Output every entry exactly as given.

▼

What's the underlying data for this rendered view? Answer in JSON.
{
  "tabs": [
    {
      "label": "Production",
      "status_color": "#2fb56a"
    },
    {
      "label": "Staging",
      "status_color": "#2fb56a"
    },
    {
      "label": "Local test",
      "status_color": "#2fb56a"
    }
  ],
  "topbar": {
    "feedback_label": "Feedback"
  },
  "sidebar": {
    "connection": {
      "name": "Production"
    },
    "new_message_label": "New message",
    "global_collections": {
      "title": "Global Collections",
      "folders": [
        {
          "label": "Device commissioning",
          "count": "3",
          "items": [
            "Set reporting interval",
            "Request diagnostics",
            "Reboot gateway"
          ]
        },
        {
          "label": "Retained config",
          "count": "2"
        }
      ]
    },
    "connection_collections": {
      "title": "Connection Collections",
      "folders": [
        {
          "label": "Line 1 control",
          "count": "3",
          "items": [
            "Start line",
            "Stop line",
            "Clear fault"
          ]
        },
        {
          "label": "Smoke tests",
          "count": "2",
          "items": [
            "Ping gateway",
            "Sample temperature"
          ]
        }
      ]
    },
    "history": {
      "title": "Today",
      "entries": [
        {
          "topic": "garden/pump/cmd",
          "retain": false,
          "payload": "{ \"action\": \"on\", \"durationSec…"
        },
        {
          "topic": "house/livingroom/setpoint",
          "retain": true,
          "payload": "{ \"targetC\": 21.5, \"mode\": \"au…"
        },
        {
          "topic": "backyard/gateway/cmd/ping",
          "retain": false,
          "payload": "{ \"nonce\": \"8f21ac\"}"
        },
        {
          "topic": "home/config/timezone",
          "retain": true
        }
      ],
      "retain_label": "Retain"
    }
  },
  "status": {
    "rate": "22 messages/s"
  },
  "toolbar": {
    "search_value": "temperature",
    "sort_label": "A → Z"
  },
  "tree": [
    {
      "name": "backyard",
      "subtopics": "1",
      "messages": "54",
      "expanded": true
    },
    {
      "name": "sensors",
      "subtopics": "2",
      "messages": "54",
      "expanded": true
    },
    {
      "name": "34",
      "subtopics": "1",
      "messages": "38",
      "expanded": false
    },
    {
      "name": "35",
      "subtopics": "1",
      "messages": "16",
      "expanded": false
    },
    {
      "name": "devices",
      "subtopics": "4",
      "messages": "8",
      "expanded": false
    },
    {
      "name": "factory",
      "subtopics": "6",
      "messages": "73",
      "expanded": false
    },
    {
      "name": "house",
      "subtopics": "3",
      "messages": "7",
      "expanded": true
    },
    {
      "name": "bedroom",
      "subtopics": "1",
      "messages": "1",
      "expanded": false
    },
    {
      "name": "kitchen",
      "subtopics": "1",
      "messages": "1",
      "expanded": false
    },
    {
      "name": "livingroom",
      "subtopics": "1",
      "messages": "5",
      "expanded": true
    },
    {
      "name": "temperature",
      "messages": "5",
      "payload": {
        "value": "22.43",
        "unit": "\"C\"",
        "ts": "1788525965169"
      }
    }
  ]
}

▲

[TASK RESULT]
What's the underlying data for this rendered view? Answer in JSON.
{
  "tabs": [
    {
      "label": "Production",
      "status_color": "#2fb56a"
    },
    {
      "label": "Staging",
      "status_color": "#2fb56a"
    },
    {
      "label": "Local test",
      "status_color": "#2fb56a"
    }
  ],
  "topbar": {
    "feedback_label": "Feedback"
  },
  "sidebar": {
    "connection": {
      "name": "Production"
    },
    "new_message_label": "New message",
    "global_collections": {
      "title": "Global Collections",
      "folders": [
        {
          "label": "Device commissioning",
          "count": "3",
          "items": [
            "Set reporting interval",
            "Request diagnostics",
            "Reboot gateway"
          ]
        },
        {
          "label": "Retained config",
          "count": "2"
        }
      ]
    },
    "connection_collections": {
      "title": "Connection Collections",
      "folders": [
        {
          "label": "Line 1 control",
          "count": "3",
          "items": [
            "Start line",
            "Stop line",
            "Clear fault"
          ]
        },
        {
          "label": "Smoke tests",
          "count": "2",
          "items": [
            "Ping gateway",
            "Sample temperature"
          ]
        }
      ]
    },
    "history": {
      "title": "Today",
      "entries": [
        {
          "topic": "garden/pump/cmd",
          "retain": false,
          "payload": "{ \"action\": \"on\", \"durationSec…"
        },
        {
          "topic": "house/livingroom/setpoint",
          "retain": true,
          "payload": "{ \"targetC\": 21.5, \"mode\": \"au…"
        },
        {
          "topic": "backyard/gateway/cmd/ping",
          "retain": false,
          "payload": "{ \"nonce\": \"8f21ac\"}"
        },
        {
          "topic": "home/config/timezone",
          "retain": true
        }
      ],
      "retain_label": "Retain"
    }
  },
  "status": {
    "rate": "22 messages/s"
  },
  "toolbar": {
    "search_value": "temperature",
    "sort_label": "A → Z"
  },
  "tree": [
    {
      "name": "backyard",
      "subtopics": "1",
      "messages": "54",
      "expanded": true
    },
    {
      "name": "sensors",
      "subtopics": "2",
      "messages": "54",
      "expanded": true
    },
    {
      "name": "34",
      "subtopics": "1",
      "messages": "38",
      "expanded": false
    },
    {
      "name": "35",
      "subtopics": "1",
      "messages": "16",
      "expanded": false
    },
    {
      "name": "devices",
      "subtopics": "4",
      "messages": "8",
      "expanded": false
    },
    {
      "name": "factory",
      "subtopics": "6",
      "messages": "73",
      "expanded": false
    },
    {
      "name": "house",
      "subtopics": "3",
      "messages": "7",
      "expanded": true
    },
    {
      "name": "bedroom",
      "subtopics": "1",
      "messages": "1",
      "expanded": false
    },
    {
      "name": "kitchen",
      "subtopics": "1",
      "messages": "1",
      "expanded": false
    },
    {
      "name": "livingroom",
      "subtopics": "1",
      "messages": "5",
      "expanded": true
    },
    {
      "name": "temperature",
      "messages": "5",
      "payload": {
        "value": "22.43",
        "unit": "\"C\"",
        "ts": "1788525965169"
      }
    }
  ]
}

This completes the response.